Goal
Output the records exactly. Include every line.
++++++++++++++++++++
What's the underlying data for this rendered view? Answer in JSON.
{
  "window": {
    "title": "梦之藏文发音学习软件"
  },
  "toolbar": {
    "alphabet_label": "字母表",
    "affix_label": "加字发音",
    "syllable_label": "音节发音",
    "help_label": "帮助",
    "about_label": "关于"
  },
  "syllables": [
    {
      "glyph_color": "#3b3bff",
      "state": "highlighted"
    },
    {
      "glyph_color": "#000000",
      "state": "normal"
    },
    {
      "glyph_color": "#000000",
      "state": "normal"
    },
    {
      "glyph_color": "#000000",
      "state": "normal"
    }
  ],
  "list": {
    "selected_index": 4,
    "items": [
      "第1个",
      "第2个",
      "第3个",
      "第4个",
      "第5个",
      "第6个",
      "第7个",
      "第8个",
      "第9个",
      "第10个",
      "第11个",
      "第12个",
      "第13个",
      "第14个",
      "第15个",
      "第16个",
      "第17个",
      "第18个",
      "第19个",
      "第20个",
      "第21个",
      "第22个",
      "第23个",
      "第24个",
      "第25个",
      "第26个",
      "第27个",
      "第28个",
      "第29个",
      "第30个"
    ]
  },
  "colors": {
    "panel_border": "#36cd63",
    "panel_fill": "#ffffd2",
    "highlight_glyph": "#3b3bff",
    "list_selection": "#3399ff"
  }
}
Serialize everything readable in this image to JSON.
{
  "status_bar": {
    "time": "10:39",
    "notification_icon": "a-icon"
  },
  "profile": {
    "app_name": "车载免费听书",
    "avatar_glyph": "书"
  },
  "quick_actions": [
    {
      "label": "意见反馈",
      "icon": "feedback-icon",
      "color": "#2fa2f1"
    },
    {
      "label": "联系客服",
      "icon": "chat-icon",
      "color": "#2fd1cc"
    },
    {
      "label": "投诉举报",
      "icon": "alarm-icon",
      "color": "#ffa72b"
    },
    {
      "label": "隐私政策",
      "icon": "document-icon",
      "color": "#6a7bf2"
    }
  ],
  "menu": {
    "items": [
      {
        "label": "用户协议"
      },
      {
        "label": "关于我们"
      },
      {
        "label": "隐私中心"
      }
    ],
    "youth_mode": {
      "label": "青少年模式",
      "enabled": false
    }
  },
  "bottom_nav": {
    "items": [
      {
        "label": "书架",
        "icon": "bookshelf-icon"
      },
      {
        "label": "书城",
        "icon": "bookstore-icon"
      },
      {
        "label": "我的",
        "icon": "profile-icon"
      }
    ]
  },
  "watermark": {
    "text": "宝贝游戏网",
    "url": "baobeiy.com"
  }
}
++++++++++++++++++++
Output for this exercise
What's the underlying data for this rendered view? Answer in JSON.
{
  "window": {
    "title": "梦之藏文发音学习软件"
  },
  "toolbar": {
    "alphabet_label": "字母表",
    "affix_label": "加字发音",
    "syllable_label": "音节发音",
    "help_label": "帮助",
    "about_label": "关于"
  },
  "syllables": [
    {
      "glyph_color": "#3b3bff",
      "state": "highlighted"
    },
    {
      "glyph_color": "#000000",
      "state": "normal"
    },
    {
      "glyph_color": "#000000",
      "state": "normal"
    },
    {
      "glyph_color": "#000000",
      "state": "normal"
    }
  ],
  "list": {
    "selected_index": 4,
    "items": [
      "第1个",
      "第2个",
      "第3个",
      "第4个",
      "第5个",
      "第6个",
      "第7个",
      "第8个",
      "第9个",
      "第10个",
      "第11个",
      "第12个",
      "第13个",
      "第14个",
      "第15个",
      "第16个",
      "第17个",
      "第18个",
      "第19个",
      "第20个",
      "第21个",
      "第22个",
      "第23个",
      "第24个",
      "第25个",
      "第26个",
      "第27个",
      "第28个",
      "第29个",
      "第30个"
    ]
  },
  "colors": {
    "panel_border": "#36cd63",
    "panel_fill": "#ffffd2",
    "highlight_glyph": "#3b3bff",
    "list_selection": "#3399ff"
  }
}
Serialize everything readable in this image to JSON.
{
  "status_bar": {
    "time": "10:39",
    "notification_icon": "a-icon"
  },
  "profile": {
    "app_name": "车载免费听书",
    "avatar_glyph": "书"
  },
  "quick_actions": [
    {
      "label": "意见反馈",
      "icon": "feedback-icon",
      "color": "#2fa2f1"
    },
    {
      "label": "联系客服",
      "icon": "chat-icon",
      "color": "#2fd1cc"
    },
    {
      "label": "投诉举报",
      "icon": "alarm-icon",
      "color": "#ffa72b"
    },
    {
      "label": "隐私政策",
      "icon": "document-icon",
      "color": "#6a7bf2"
    }
  ],
  "menu": {
    "items": [
      {
        "label": "用户协议"
      },
      {
        "label": "关于我们"
      },
      {
        "label": "隐私中心"
      }
    ],
    "youth_mode": {
      "label": "青少年模式",
      "enabled": false
    }
  },
  "bottom_nav": {
    "items": [
      {
        "label": "书架",
        "icon": "bookshelf-icon"
      },
      {
        "label": "书城",
        "icon": "bookstore-icon"
      },
      {
        "label": "我的",
        "icon": "profile-icon"
      }
    ]
  },
  "watermark": {
    "text": "宝贝游戏网",
    "url": "baobeiy.com"
  }
}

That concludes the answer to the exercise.